__Records provided__:

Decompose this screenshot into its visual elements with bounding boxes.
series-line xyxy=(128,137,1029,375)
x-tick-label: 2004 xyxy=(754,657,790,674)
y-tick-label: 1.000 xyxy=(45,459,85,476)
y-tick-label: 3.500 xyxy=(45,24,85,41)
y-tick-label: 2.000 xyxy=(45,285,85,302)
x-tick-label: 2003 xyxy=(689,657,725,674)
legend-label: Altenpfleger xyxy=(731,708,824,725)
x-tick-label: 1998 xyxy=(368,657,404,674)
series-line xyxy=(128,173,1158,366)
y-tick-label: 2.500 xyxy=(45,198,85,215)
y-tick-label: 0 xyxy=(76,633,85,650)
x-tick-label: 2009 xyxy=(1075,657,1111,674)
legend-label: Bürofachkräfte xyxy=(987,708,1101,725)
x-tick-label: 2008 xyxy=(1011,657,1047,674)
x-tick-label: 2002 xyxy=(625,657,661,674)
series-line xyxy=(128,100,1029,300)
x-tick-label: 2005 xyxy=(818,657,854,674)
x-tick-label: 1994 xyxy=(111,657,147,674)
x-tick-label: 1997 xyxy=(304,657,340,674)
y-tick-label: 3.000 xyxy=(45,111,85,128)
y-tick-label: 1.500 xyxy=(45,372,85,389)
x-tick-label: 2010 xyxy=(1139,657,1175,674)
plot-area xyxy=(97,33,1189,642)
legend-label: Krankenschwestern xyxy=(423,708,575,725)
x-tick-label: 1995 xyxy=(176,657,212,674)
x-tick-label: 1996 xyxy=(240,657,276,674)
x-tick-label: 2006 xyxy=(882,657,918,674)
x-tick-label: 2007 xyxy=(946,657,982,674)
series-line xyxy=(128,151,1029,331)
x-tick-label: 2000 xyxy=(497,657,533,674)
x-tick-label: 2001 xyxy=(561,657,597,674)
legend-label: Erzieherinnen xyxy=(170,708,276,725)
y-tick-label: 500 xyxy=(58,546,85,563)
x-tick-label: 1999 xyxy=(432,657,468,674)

__Stated goal__:
Rewrite every line of the items above as a numbered list, omitting any blank lines.

__Output for this exercise__:
1. Decompose this screenshot into its visual elements with bounding boxes.
2. series-line xyxy=(128,137,1029,375)
3. x-tick-label: 2004 xyxy=(754,657,790,674)
4. y-tick-label: 1.000 xyxy=(45,459,85,476)
5. y-tick-label: 3.500 xyxy=(45,24,85,41)
6. y-tick-label: 2.000 xyxy=(45,285,85,302)
7. x-tick-label: 2003 xyxy=(689,657,725,674)
8. legend-label: Altenpfleger xyxy=(731,708,824,725)
9. x-tick-label: 1998 xyxy=(368,657,404,674)
10. series-line xyxy=(128,173,1158,366)
11. y-tick-label: 2.500 xyxy=(45,198,85,215)
12. y-tick-label: 0 xyxy=(76,633,85,650)
13. x-tick-label: 2009 xyxy=(1075,657,1111,674)
14. legend-label: Bürofachkräfte xyxy=(987,708,1101,725)
15. x-tick-label: 2008 xyxy=(1011,657,1047,674)
16. x-tick-label: 2002 xyxy=(625,657,661,674)
17. series-line xyxy=(128,100,1029,300)
18. x-tick-label: 2005 xyxy=(818,657,854,674)
19. x-tick-label: 1994 xyxy=(111,657,147,674)
20. x-tick-label: 1997 xyxy=(304,657,340,674)
21. y-tick-label: 3.000 xyxy=(45,111,85,128)
22. y-tick-label: 1.500 xyxy=(45,372,85,389)
23. x-tick-label: 2010 xyxy=(1139,657,1175,674)
24. plot-area xyxy=(97,33,1189,642)
25. legend-label: Krankenschwestern xyxy=(423,708,575,725)
26. x-tick-label: 1995 xyxy=(176,657,212,674)
27. x-tick-label: 1996 xyxy=(240,657,276,674)
28. x-tick-label: 2006 xyxy=(882,657,918,674)
29. x-tick-label: 2007 xyxy=(946,657,982,674)
30. series-line xyxy=(128,151,1029,331)
31. x-tick-label: 2000 xyxy=(497,657,533,674)
32. x-tick-label: 2001 xyxy=(561,657,597,674)
33. legend-label: Erzieherinnen xyxy=(170,708,276,725)
34. y-tick-label: 500 xyxy=(58,546,85,563)
35. x-tick-label: 1999 xyxy=(432,657,468,674)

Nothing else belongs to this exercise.